## begin
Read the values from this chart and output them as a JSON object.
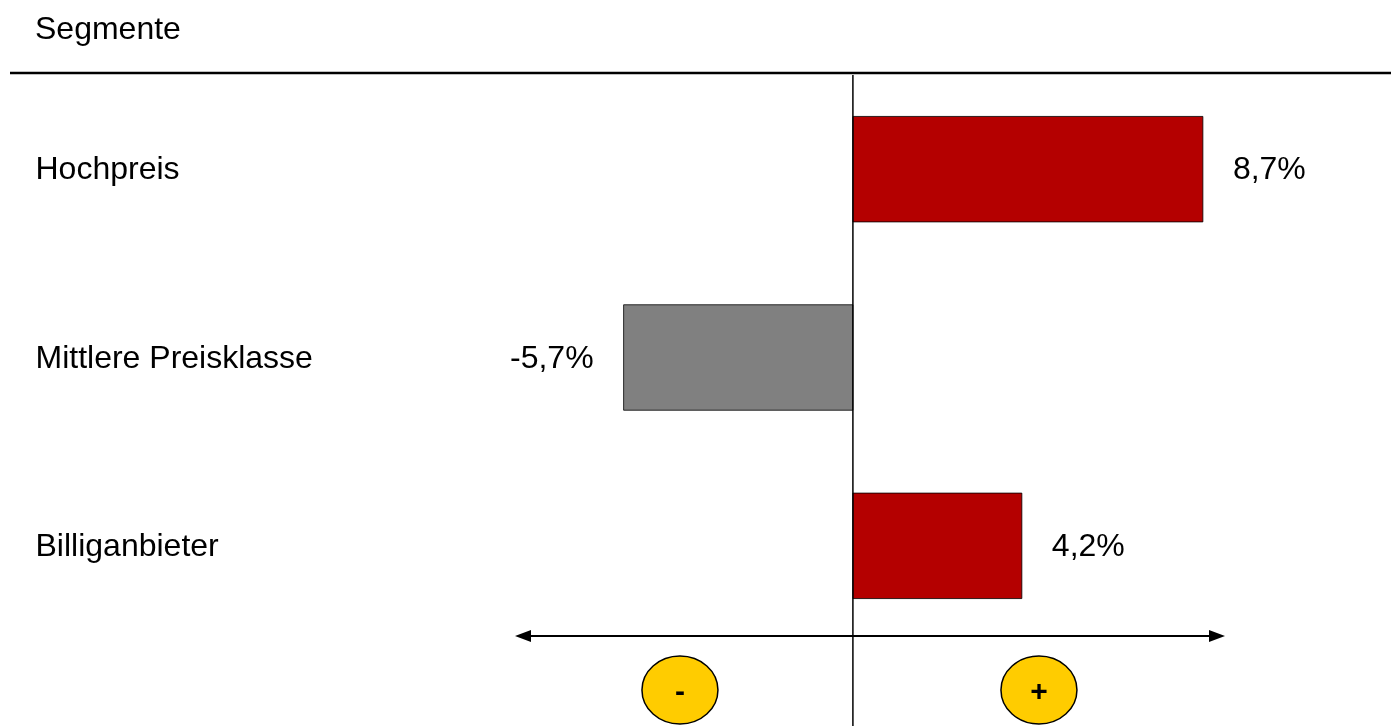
{
  "chart_data": {
    "type": "bar",
    "orientation": "horizontal",
    "title": "Segmente",
    "categories": [
      "Hochpreis",
      "Mittlere Preisklasse",
      "Billiganbieter"
    ],
    "values": [
      8.7,
      -5.7,
      4.2
    ],
    "colors": [
      "#b40000",
      "#808080",
      "#b40000"
    ],
    "value_labels": [
      "8,7%",
      "-5,7%",
      "4,2%"
    ],
    "xlim": [
      -8.4,
      9.25
    ],
    "ref_lines": [
      {
        "axis": "x",
        "value": 0,
        "color": "#000000"
      }
    ],
    "annotations": [
      "-",
      "+"
    ],
    "tick_labels": "y"
  }
}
## end
» Work to be completed
Leave the pictures out and print the records above exactly as they stand.

» Finished answer
Read the values from this chart and output them as a JSON object.
{
  "chart_data": {
    "type": "bar",
    "orientation": "horizontal",
    "title": "Segmente",
    "categories": [
      "Hochpreis",
      "Mittlere Preisklasse",
      "Billiganbieter"
    ],
    "values": [
      8.7,
      -5.7,
      4.2
    ],
    "colors": [
      "#b40000",
      "#808080",
      "#b40000"
    ],
    "value_labels": [
      "8,7%",
      "-5,7%",
      "4,2%"
    ],
    "xlim": [
      -8.4,
      9.25
    ],
    "ref_lines": [
      {
        "axis": "x",
        "value": 0,
        "color": "#000000"
      }
    ],
    "annotations": [
      "-",
      "+"
    ],
    "tick_labels": "y"
  }
}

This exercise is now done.